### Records
*-*-*
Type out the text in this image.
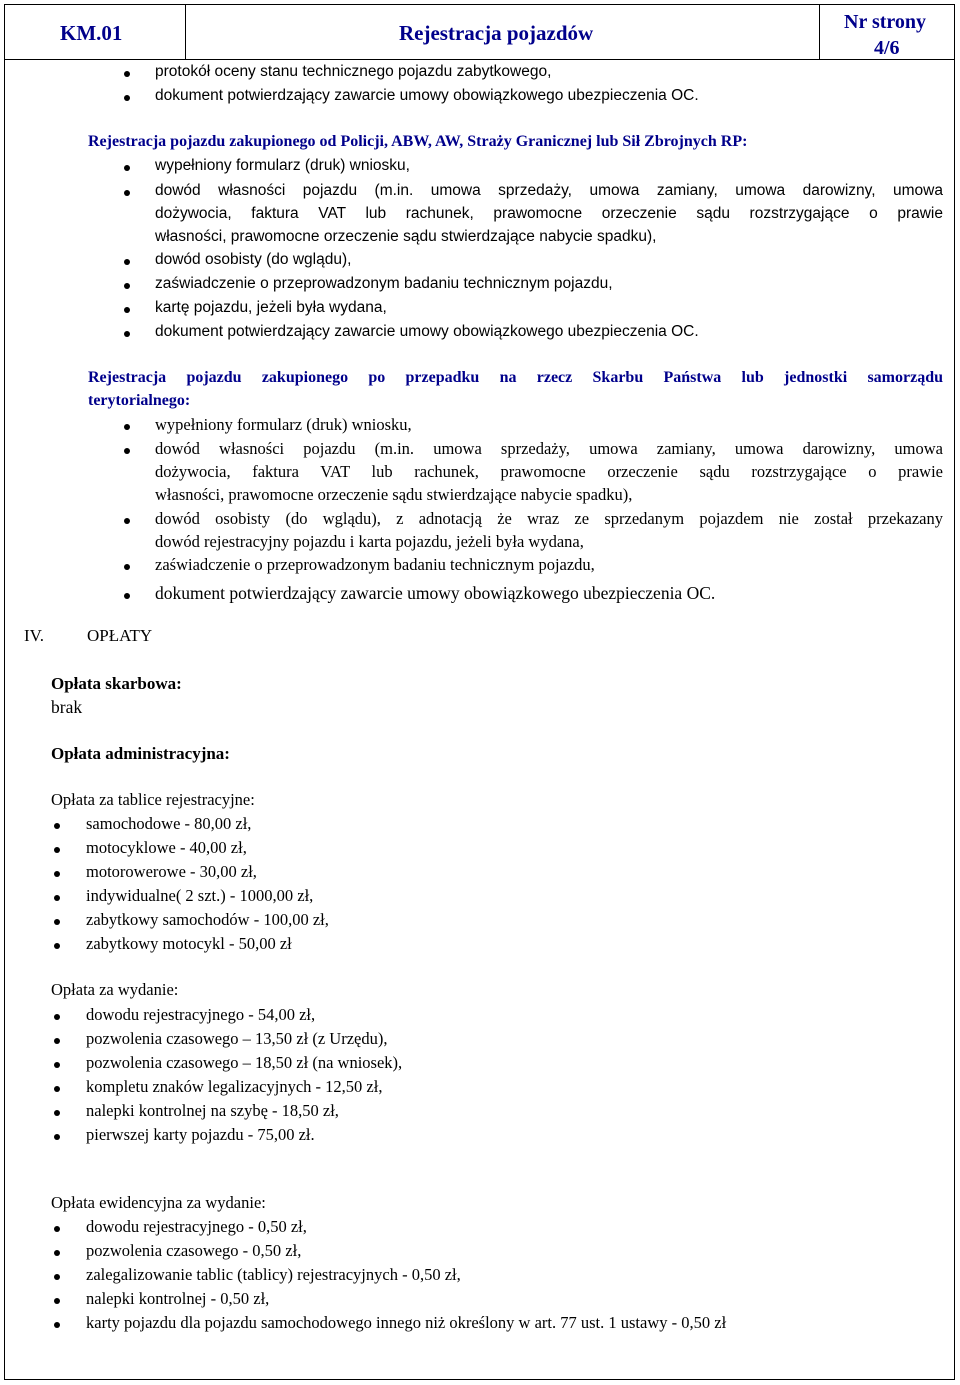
KM.01	Rejestracja pojazdów	Nr strony
4/6
protokół oceny stanu technicznego pojazdu zabytkowego,
dokument potwierdzający zawarcie umowy obowiązkowego ubezpieczenia OC.
Rejestracja pojazdu zakupionego od Policji, ABW, AW, Straży Granicznej lub Sił Zbrojnych RP:
wypełniony formularz (druk) wniosku,
dowód własności pojazdu (m.in. umowa sprzedaży, umowa zamiany, umowa darowizny, umowa
dożywocia, faktura VAT lub rachunek, prawomocne orzeczenie sądu rozstrzygające o prawie
własności, prawomocne orzeczenie sądu stwierdzające nabycie spadku),
dowód osobisty (do wglądu),
zaświadczenie o przeprowadzonym badaniu technicznym pojazdu,
kartę pojazdu, jeżeli była wydana,
dokument potwierdzający zawarcie umowy obowiązkowego ubezpieczenia OC.
Rejestracja pojazdu zakupionego po przepadku na rzecz Skarbu Państwa lub jednostki samorządu
terytorialnego:
wypełniony formularz (druk) wniosku,
dowód własności pojazdu (m.in. umowa sprzedaży, umowa zamiany, umowa darowizny, umowa
dożywocia, faktura VAT lub rachunek, prawomocne orzeczenie sądu rozstrzygające o prawie
własności, prawomocne orzeczenie sądu stwierdzające nabycie spadku),
dowód osobisty (do wglądu), z adnotacją że wraz ze sprzedanym pojazdem nie został przekazany
dowód rejestracyjny pojazdu i karta pojazdu, jeżeli była wydana,
zaświadczenie o przeprowadzonym badaniu technicznym pojazdu,
dokument potwierdzający zawarcie umowy obowiązkowego ubezpieczenia OC.
IV.	OPŁATY
Opłata skarbowa:
brak
Opłata administracyjna:
Opłata za tablice rejestracyjne:
samochodowe - 80,00 zł,
motocyklowe - 40,00 zł,
motorowerowe - 30,00 zł,
indywidualne( 2 szt.) - 1000,00 zł,
zabytkowy samochodów - 100,00 zł,
zabytkowy motocykl - 50,00 zł
Opłata za wydanie:
dowodu rejestracyjnego - 54,00 zł,
pozwolenia czasowego – 13,50 zł (z Urzędu),
pozwolenia czasowego – 18,50 zł (na wniosek),
kompletu znaków legalizacyjnych - 12,50 zł,
nalepki kontrolnej na szybę - 18,50 zł,
pierwszej karty pojazdu - 75,00 zł.
Opłata ewidencyjna za wydanie:
dowodu rejestracyjnego - 0,50 zł,
pozwolenia czasowego - 0,50 zł,
zalegalizowanie tablic (tablicy) rejestracyjnych - 0,50 zł,
nalepki kontrolnej - 0,50 zł,
karty pojazdu dla pojazdu samochodowego innego niż określony w art. 77 ust. 1 ustawy - 0,50 zł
*-*-*
### OBJECTIVE
Please transcribe the material above exactly as written. Leave the pictures out.

### RESULT OF THE EXERCISE
Type out the text in this image.
KM.01	Rejestracja pojazdów	Nr strony
4/6
protokół oceny stanu technicznego pojazdu zabytkowego,
dokument potwierdzający zawarcie umowy obowiązkowego ubezpieczenia OC.
Rejestracja pojazdu zakupionego od Policji, ABW, AW, Straży Granicznej lub Sił Zbrojnych RP:
wypełniony formularz (druk) wniosku,
dowód własności pojazdu (m.in. umowa sprzedaży, umowa zamiany, umowa darowizny, umowa
dożywocia, faktura VAT lub rachunek, prawomocne orzeczenie sądu rozstrzygające o prawie
własności, prawomocne orzeczenie sądu stwierdzające nabycie spadku),
dowód osobisty (do wglądu),
zaświadczenie o przeprowadzonym badaniu technicznym pojazdu,
kartę pojazdu, jeżeli była wydana,
dokument potwierdzający zawarcie umowy obowiązkowego ubezpieczenia OC.
Rejestracja pojazdu zakupionego po przepadku na rzecz Skarbu Państwa lub jednostki samorządu
terytorialnego:
wypełniony formularz (druk) wniosku,
dowód własności pojazdu (m.in. umowa sprzedaży, umowa zamiany, umowa darowizny, umowa
dożywocia, faktura VAT lub rachunek, prawomocne orzeczenie sądu rozstrzygające o prawie
własności, prawomocne orzeczenie sądu stwierdzające nabycie spadku),
dowód osobisty (do wglądu), z adnotacją że wraz ze sprzedanym pojazdem nie został przekazany
dowód rejestracyjny pojazdu i karta pojazdu, jeżeli była wydana,
zaświadczenie o przeprowadzonym badaniu technicznym pojazdu,
dokument potwierdzający zawarcie umowy obowiązkowego ubezpieczenia OC.
IV.	OPŁATY
Opłata skarbowa:
brak
Opłata administracyjna:
Opłata za tablice rejestracyjne:
samochodowe - 80,00 zł,
motocyklowe - 40,00 zł,
motorowerowe - 30,00 zł,
indywidualne( 2 szt.) - 1000,00 zł,
zabytkowy samochodów - 100,00 zł,
zabytkowy motocykl - 50,00 zł
Opłata za wydanie:
dowodu rejestracyjnego - 54,00 zł,
pozwolenia czasowego – 13,50 zł (z Urzędu),
pozwolenia czasowego – 18,50 zł (na wniosek),
kompletu znaków legalizacyjnych - 12,50 zł,
nalepki kontrolnej na szybę - 18,50 zł,
pierwszej karty pojazdu - 75,00 zł.
Opłata ewidencyjna za wydanie:
dowodu rejestracyjnego - 0,50 zł,
pozwolenia czasowego - 0,50 zł,
zalegalizowanie tablic (tablicy) rejestracyjnych - 0,50 zł,
nalepki kontrolnej - 0,50 zł,
karty pojazdu dla pojazdu samochodowego innego niż określony w art. 77 ust. 1 ustawy - 0,50 zł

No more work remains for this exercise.